INSTRUCTIONS TO FOLLOW: Where a line in the listing contains the string "this", copy that line out.

Collection entries:
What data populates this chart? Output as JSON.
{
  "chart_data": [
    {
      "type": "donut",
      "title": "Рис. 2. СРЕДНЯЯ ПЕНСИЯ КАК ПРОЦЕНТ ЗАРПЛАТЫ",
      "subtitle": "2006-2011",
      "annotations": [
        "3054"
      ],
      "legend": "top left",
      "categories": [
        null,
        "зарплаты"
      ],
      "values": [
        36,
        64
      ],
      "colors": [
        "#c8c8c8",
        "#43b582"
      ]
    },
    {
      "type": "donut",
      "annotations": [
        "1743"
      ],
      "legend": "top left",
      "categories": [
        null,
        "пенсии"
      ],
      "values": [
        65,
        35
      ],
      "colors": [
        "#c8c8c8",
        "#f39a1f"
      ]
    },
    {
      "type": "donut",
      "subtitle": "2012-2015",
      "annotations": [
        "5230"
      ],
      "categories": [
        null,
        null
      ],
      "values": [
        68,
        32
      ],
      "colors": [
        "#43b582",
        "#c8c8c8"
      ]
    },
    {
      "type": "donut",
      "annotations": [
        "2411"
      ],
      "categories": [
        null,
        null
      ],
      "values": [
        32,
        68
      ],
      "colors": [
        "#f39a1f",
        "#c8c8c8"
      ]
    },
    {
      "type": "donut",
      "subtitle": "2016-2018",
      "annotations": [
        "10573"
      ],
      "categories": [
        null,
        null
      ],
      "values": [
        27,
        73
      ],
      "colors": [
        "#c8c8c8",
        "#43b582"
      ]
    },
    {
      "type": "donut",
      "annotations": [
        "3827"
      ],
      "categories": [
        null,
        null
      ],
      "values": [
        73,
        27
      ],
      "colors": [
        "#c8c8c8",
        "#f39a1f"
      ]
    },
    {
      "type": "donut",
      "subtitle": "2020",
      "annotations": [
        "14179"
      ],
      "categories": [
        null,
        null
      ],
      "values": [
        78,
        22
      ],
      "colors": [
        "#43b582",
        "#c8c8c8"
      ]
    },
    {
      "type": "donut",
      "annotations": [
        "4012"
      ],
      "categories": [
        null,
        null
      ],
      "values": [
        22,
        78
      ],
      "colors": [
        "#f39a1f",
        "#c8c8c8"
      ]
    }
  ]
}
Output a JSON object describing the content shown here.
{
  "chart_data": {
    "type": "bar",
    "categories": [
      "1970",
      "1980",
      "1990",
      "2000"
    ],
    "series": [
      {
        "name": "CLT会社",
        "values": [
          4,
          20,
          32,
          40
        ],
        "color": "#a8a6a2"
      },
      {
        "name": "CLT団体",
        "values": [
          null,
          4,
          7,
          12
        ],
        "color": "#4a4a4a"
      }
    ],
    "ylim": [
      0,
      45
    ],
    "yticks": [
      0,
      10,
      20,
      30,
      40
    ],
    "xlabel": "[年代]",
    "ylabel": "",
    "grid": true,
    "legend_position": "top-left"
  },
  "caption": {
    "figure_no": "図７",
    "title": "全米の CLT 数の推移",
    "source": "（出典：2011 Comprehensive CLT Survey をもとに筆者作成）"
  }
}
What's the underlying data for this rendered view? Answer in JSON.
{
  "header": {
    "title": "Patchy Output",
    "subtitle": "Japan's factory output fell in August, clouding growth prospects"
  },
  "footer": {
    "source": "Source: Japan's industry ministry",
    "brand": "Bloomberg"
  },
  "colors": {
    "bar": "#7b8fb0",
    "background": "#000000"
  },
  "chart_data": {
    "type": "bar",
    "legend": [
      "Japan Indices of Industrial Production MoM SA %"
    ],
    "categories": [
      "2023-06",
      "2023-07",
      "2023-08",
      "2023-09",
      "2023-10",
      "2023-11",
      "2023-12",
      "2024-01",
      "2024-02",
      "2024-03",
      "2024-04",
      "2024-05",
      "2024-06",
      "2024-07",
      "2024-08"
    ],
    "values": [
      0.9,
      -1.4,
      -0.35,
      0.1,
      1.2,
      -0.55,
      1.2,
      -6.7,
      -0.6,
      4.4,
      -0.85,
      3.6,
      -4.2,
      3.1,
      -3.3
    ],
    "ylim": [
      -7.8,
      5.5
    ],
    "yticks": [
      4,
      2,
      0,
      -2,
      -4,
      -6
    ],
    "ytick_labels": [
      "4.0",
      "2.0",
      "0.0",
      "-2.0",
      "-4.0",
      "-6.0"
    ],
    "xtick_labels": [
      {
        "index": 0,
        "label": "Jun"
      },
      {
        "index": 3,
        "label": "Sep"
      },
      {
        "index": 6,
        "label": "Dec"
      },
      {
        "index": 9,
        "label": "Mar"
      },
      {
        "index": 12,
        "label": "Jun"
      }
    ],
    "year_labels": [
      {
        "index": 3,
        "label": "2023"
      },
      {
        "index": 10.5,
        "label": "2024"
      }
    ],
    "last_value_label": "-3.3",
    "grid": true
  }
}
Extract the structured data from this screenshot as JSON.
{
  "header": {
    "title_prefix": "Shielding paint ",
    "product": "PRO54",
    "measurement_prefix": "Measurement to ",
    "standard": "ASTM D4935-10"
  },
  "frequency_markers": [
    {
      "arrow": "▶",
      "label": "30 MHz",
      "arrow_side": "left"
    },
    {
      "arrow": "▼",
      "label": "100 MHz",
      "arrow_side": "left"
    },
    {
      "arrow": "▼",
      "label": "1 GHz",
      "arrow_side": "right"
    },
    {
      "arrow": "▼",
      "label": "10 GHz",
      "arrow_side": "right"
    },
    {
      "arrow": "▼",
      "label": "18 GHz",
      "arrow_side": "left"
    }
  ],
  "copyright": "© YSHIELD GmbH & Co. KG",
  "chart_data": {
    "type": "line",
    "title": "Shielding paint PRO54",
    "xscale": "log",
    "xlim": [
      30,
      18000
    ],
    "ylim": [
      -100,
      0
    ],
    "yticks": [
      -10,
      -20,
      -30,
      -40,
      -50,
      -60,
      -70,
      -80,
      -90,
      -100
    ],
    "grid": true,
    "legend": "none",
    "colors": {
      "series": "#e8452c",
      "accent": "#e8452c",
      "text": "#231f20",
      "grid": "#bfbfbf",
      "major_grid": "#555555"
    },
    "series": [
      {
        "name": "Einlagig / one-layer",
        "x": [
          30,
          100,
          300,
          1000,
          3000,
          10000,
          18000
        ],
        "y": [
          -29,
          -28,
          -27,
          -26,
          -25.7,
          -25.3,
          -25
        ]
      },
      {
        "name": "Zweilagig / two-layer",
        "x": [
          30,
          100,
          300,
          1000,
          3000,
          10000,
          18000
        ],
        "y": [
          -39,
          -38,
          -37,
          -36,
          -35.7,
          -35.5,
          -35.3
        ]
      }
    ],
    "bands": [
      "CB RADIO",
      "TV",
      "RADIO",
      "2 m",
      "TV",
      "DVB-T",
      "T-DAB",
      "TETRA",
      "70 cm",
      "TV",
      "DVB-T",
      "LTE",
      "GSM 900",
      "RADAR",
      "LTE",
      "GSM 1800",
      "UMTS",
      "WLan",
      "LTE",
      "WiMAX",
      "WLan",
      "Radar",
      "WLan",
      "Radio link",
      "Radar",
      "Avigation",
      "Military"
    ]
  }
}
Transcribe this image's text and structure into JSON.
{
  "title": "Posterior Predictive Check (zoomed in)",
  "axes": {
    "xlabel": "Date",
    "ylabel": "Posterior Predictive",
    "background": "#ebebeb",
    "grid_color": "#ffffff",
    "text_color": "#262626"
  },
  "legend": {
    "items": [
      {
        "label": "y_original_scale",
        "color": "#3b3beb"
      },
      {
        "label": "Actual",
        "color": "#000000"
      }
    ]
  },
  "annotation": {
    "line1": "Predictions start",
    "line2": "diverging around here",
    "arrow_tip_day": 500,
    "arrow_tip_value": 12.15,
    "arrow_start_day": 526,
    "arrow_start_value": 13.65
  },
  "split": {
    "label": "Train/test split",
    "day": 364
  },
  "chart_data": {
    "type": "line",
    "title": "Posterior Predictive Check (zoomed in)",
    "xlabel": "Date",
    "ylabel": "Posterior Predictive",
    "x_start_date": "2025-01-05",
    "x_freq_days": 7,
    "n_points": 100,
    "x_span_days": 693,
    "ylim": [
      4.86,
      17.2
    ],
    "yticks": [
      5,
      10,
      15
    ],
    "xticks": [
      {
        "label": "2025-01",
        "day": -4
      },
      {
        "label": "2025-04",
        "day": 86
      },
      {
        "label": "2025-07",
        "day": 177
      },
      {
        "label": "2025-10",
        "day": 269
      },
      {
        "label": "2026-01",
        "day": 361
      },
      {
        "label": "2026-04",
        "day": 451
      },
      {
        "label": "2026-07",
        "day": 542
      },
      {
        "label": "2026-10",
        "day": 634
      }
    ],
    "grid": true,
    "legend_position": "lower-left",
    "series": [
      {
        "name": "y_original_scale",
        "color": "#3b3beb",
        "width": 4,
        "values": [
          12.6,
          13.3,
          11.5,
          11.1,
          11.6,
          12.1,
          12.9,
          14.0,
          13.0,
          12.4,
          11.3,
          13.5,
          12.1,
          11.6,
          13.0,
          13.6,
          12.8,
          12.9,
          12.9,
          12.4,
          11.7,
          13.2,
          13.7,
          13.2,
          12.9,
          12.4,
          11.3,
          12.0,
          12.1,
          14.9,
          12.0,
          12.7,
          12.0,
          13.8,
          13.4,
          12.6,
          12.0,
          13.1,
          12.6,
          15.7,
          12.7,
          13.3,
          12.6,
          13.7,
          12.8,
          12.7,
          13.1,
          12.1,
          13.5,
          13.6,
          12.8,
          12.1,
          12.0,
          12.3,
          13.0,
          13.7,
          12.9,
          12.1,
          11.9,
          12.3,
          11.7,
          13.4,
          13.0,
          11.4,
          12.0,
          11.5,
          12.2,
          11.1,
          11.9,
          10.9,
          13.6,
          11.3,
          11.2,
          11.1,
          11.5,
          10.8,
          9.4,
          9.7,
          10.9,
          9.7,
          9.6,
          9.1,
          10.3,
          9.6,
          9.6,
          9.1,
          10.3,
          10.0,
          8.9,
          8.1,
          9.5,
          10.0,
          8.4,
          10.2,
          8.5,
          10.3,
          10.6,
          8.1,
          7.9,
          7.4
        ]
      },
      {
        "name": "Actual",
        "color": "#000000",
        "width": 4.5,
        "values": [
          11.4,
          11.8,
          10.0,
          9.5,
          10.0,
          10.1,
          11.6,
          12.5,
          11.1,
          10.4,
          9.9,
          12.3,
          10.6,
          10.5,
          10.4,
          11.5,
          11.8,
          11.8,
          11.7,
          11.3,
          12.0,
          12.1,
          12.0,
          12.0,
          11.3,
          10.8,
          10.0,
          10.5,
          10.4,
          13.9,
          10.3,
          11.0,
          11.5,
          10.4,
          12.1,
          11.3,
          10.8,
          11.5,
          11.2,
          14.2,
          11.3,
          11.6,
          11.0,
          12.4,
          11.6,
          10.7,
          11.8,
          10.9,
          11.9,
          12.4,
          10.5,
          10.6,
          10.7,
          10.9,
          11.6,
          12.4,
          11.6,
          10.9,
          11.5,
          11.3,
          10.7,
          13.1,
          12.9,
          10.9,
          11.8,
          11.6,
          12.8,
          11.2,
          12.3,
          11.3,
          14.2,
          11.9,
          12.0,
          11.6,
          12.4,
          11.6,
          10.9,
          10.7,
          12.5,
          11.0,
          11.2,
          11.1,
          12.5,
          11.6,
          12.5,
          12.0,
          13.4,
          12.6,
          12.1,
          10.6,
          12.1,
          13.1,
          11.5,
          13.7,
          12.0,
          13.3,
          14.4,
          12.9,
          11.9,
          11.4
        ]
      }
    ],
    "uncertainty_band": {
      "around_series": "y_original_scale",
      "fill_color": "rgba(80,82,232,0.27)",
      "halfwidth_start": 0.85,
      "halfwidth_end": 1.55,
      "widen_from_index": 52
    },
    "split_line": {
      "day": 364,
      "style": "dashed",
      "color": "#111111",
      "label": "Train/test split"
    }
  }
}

SOLVED PROBLEM:
What data populates this chart? Output as JSON.
What's the underlying data for this rendered view? Answer in JSON.
Extract the structured data from this screenshot as JSON.
Transcribe this image's text and structure into JSON.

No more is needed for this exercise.